** Required work **
Count every line that includes the string "Prefix" in the entries that follow. Nothing besides the number is needed.

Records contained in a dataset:

════════════════

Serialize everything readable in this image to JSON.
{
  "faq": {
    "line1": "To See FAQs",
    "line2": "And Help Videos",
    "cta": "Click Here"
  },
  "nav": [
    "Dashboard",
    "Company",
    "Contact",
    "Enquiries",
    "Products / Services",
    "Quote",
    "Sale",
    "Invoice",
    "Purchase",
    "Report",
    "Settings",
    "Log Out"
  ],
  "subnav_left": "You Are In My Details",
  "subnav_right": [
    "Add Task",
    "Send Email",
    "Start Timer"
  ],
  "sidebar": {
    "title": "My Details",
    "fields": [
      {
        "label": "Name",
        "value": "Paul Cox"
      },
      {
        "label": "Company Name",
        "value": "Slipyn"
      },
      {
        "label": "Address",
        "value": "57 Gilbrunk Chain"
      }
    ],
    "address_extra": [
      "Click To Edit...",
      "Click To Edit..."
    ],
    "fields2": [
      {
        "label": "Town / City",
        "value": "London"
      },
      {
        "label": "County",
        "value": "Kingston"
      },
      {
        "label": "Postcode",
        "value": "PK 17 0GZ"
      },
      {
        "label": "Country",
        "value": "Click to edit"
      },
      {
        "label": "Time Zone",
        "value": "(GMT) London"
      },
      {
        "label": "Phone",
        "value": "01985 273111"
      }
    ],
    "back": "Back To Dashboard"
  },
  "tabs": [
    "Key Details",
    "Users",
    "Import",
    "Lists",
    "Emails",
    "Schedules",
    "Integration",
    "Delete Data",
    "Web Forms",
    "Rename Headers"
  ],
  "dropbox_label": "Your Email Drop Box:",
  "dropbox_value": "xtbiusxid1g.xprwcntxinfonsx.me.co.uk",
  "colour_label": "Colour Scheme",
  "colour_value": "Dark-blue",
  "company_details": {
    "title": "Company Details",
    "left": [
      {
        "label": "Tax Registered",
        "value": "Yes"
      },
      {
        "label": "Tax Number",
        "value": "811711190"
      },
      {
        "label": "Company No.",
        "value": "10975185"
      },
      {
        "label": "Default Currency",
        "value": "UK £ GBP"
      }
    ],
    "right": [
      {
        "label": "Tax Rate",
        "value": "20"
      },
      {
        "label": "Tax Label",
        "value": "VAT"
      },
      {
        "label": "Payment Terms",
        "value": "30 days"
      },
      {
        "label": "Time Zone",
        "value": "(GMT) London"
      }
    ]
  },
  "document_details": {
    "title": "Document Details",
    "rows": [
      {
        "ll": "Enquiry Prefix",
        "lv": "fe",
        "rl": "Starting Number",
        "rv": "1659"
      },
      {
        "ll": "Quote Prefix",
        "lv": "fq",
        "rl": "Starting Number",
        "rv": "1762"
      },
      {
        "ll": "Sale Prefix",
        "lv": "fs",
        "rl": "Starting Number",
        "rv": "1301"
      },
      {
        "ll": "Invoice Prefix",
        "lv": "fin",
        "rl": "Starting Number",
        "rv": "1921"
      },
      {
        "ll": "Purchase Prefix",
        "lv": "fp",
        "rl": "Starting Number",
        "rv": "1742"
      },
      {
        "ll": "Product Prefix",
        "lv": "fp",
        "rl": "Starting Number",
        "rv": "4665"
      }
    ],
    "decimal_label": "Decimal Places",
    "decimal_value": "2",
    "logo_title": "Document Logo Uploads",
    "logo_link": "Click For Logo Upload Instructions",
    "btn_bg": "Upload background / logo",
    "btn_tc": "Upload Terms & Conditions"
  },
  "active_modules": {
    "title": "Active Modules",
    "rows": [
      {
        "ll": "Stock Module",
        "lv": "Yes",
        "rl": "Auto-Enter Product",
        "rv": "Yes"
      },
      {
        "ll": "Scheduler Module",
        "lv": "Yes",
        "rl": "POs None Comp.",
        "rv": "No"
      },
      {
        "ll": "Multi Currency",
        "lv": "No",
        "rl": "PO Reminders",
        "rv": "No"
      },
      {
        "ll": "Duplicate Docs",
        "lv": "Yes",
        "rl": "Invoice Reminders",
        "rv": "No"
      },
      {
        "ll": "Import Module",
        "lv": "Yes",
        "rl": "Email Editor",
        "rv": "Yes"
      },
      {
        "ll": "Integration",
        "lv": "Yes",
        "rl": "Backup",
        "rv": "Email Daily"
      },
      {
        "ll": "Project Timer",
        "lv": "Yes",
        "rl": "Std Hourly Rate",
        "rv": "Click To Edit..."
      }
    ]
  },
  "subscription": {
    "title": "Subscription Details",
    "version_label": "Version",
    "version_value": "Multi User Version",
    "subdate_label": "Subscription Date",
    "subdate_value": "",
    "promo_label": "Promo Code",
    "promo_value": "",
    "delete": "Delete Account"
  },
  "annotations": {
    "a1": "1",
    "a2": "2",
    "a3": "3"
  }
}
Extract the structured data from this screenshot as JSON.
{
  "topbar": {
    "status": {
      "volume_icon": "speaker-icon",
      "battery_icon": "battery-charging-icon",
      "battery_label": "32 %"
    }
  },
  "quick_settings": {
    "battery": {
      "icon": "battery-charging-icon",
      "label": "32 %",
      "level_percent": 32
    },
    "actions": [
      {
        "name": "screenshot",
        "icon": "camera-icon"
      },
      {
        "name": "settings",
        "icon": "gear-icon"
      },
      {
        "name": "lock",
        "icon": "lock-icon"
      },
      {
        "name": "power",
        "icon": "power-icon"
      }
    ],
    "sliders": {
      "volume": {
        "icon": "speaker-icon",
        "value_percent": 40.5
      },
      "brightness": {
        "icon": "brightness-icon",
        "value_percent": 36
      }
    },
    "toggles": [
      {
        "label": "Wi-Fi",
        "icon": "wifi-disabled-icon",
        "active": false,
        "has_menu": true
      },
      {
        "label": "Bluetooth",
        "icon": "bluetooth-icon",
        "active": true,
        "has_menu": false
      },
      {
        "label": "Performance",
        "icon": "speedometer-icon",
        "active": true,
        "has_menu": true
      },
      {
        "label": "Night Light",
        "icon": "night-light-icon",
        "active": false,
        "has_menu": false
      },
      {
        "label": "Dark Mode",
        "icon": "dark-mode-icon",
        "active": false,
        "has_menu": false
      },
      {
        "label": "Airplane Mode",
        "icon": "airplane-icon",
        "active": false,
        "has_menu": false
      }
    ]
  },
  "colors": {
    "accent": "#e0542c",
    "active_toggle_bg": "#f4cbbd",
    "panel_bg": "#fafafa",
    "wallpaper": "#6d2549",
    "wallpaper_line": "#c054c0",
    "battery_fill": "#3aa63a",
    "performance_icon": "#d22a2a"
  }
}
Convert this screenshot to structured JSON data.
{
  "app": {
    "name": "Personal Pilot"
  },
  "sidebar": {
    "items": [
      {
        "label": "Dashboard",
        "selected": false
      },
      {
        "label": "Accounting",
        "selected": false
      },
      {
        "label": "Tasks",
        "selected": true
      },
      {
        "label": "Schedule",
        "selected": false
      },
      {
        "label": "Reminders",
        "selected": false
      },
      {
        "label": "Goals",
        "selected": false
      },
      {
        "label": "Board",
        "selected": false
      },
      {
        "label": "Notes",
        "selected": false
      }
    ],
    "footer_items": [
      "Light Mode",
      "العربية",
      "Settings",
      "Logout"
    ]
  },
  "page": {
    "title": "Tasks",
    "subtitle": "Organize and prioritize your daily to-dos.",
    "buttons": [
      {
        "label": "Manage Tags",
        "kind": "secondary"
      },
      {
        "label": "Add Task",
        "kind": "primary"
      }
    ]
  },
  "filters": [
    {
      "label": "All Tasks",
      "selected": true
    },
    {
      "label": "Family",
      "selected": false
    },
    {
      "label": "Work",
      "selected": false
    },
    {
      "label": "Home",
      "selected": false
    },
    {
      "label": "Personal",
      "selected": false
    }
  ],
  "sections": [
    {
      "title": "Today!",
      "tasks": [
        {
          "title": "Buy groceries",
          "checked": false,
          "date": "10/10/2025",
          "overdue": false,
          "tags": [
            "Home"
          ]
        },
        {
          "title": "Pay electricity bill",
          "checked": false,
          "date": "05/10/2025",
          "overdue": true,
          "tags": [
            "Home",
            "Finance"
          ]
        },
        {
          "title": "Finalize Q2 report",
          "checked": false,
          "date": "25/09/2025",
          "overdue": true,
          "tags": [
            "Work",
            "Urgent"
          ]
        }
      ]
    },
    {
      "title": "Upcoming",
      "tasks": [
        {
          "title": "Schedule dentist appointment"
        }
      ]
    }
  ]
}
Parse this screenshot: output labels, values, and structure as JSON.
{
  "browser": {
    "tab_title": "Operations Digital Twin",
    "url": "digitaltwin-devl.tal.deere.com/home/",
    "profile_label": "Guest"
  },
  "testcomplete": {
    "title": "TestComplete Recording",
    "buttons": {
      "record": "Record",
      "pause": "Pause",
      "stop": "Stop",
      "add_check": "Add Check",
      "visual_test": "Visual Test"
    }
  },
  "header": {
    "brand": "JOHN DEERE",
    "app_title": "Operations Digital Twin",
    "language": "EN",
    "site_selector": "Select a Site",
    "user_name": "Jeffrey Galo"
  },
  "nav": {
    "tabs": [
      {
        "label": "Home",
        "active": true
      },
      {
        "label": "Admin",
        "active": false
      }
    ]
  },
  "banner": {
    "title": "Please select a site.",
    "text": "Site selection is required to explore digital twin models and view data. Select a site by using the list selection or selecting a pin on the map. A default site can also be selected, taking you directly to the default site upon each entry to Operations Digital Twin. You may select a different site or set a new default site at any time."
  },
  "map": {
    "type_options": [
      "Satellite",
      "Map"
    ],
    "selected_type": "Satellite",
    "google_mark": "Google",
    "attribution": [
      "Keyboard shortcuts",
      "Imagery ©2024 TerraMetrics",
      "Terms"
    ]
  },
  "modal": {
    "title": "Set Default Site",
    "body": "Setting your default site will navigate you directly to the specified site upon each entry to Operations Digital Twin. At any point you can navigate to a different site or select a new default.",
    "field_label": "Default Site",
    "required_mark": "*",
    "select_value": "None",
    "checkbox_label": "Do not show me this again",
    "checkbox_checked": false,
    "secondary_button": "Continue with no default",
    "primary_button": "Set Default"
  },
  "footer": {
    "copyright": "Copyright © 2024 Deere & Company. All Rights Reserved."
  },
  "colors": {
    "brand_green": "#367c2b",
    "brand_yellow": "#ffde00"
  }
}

════════════════

** Complete answer **
6